## INSTRUCTIONS FOR THE TASK
Return all the entries. Match them word for word.

****************************************

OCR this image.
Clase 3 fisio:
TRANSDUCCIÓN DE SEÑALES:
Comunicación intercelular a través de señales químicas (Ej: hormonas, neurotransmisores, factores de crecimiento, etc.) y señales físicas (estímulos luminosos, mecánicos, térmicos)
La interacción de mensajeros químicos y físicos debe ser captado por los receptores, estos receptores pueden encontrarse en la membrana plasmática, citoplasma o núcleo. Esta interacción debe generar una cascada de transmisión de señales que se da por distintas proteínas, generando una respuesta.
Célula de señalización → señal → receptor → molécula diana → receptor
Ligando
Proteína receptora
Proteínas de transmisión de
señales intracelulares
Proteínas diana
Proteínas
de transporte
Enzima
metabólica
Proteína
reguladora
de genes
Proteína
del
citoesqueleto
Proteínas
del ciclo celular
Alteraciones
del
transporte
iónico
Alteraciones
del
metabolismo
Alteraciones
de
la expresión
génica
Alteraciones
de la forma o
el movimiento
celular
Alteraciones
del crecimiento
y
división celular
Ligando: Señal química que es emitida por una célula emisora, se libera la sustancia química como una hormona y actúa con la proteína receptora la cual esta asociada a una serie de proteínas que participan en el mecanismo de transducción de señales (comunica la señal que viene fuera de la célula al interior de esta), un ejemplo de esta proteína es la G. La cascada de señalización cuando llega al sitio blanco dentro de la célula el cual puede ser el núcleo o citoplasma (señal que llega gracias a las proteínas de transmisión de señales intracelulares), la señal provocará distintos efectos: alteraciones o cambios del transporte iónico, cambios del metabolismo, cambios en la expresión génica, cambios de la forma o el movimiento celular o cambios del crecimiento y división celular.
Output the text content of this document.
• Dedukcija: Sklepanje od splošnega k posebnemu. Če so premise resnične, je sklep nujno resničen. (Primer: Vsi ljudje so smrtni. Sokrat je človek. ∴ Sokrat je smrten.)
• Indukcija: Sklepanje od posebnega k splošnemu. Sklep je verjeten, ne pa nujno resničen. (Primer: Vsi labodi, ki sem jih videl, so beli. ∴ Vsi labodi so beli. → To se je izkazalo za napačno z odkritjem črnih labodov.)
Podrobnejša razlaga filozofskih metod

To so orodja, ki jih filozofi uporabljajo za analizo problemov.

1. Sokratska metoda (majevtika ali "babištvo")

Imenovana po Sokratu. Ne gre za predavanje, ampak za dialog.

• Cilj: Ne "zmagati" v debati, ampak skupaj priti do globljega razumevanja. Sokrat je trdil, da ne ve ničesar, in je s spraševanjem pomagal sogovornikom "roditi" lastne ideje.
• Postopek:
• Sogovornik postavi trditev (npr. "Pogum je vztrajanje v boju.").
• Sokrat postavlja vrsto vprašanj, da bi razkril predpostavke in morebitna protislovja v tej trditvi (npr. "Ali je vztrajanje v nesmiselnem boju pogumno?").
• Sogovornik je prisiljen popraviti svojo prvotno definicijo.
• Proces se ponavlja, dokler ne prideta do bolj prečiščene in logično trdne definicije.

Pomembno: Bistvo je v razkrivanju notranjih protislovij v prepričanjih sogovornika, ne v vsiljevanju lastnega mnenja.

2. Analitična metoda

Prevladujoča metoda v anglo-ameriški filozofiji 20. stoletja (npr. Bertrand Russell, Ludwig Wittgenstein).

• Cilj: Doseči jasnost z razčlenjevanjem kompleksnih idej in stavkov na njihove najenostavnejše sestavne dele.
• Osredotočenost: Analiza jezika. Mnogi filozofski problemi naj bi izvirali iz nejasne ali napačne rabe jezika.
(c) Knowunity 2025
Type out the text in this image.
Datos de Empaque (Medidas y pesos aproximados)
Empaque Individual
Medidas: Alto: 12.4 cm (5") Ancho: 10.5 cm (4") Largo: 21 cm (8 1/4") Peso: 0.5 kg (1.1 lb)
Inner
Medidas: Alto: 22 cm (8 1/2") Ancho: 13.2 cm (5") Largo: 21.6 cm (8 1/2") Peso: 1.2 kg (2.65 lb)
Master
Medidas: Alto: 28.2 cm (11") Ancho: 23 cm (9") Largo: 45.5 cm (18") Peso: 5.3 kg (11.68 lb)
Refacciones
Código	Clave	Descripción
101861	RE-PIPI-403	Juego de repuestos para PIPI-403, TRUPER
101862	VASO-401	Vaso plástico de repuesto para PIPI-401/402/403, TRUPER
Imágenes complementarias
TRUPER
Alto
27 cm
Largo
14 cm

****************************************

## ANSWER SECTION
OCR this image.
Clase 3 fisio:
TRANSDUCCIÓN DE SEÑALES:
Comunicación intercelular a través de señales químicas (Ej: hormonas, neurotransmisores, factores de crecimiento, etc.) y señales físicas (estímulos luminosos, mecánicos, térmicos)
La interacción de mensajeros químicos y físicos debe ser captado por los receptores, estos receptores pueden encontrarse en la membrana plasmática, citoplasma o núcleo. Esta interacción debe generar una cascada de transmisión de señales que se da por distintas proteínas, generando una respuesta.
Célula de señalización → señal → receptor → molécula diana → receptor
Ligando
Proteína receptora
Proteínas de transmisión de
señales intracelulares
Proteínas diana
Proteínas
de transporte
Enzima
metabólica
Proteína
reguladora
de genes
Proteína
del
citoesqueleto
Proteínas
del ciclo celular
Alteraciones
del
transporte
iónico
Alteraciones
del
metabolismo
Alteraciones
de
la expresión
génica
Alteraciones
de la forma o
el movimiento
celular
Alteraciones
del crecimiento
y
división celular
Ligando: Señal química que es emitida por una célula emisora, se libera la sustancia química como una hormona y actúa con la proteína receptora la cual esta asociada a una serie de proteínas que participan en el mecanismo de transducción de señales (comunica la señal que viene fuera de la célula al interior de esta), un ejemplo de esta proteína es la G. La cascada de señalización cuando llega al sitio blanco dentro de la célula el cual puede ser el núcleo o citoplasma (señal que llega gracias a las proteínas de transmisión de señales intracelulares), la señal provocará distintos efectos: alteraciones o cambios del transporte iónico, cambios del metabolismo, cambios en la expresión génica, cambios de la forma o el movimiento celular o cambios del crecimiento y división celular.
Output the text content of this document.
• Dedukcija: Sklepanje od splošnega k posebnemu. Če so premise resnične, je sklep nujno resničen. (Primer: Vsi ljudje so smrtni. Sokrat je človek. ∴ Sokrat je smrten.)
• Indukcija: Sklepanje od posebnega k splošnemu. Sklep je verjeten, ne pa nujno resničen. (Primer: Vsi labodi, ki sem jih videl, so beli. ∴ Vsi labodi so beli. → To se je izkazalo za napačno z odkritjem črnih labodov.)
Podrobnejša razlaga filozofskih metod

To so orodja, ki jih filozofi uporabljajo za analizo problemov.

1. Sokratska metoda (majevtika ali "babištvo")

Imenovana po Sokratu. Ne gre za predavanje, ampak za dialog.

• Cilj: Ne "zmagati" v debati, ampak skupaj priti do globljega razumevanja. Sokrat je trdil, da ne ve ničesar, in je s spraševanjem pomagal sogovornikom "roditi" lastne ideje.
• Postopek:
• Sogovornik postavi trditev (npr. "Pogum je vztrajanje v boju.").
• Sokrat postavlja vrsto vprašanj, da bi razkril predpostavke in morebitna protislovja v tej trditvi (npr. "Ali je vztrajanje v nesmiselnem boju pogumno?").
• Sogovornik je prisiljen popraviti svojo prvotno definicijo.
• Proces se ponavlja, dokler ne prideta do bolj prečiščene in logično trdne definicije.

Pomembno: Bistvo je v razkrivanju notranjih protislovij v prepričanjih sogovornika, ne v vsiljevanju lastnega mnenja.

2. Analitična metoda

Prevladujoča metoda v anglo-ameriški filozofiji 20. stoletja (npr. Bertrand Russell, Ludwig Wittgenstein).

• Cilj: Doseči jasnost z razčlenjevanjem kompleksnih idej in stavkov na njihove najenostavnejše sestavne dele.
• Osredotočenost: Analiza jezika. Mnogi filozofski problemi naj bi izvirali iz nejasne ali napačne rabe jezika.
(c) Knowunity 2025
Type out the text in this image.
Datos de Empaque (Medidas y pesos aproximados)
Empaque Individual
Medidas: Alto: 12.4 cm (5") Ancho: 10.5 cm (4") Largo: 21 cm (8 1/4") Peso: 0.5 kg (1.1 lb)
Inner
Medidas: Alto: 22 cm (8 1/2") Ancho: 13.2 cm (5") Largo: 21.6 cm (8 1/2") Peso: 1.2 kg (2.65 lb)
Master
Medidas: Alto: 28.2 cm (11") Ancho: 23 cm (9") Largo: 45.5 cm (18") Peso: 5.3 kg (11.68 lb)
Refacciones
Código	Clave	Descripción
101861	RE-PIPI-403	Juego de repuestos para PIPI-403, TRUPER
101862	VASO-401	Vaso plástico de repuesto para PIPI-401/402/403, TRUPER
Imágenes complementarias
TRUPER
Alto
27 cm
Largo
14 cm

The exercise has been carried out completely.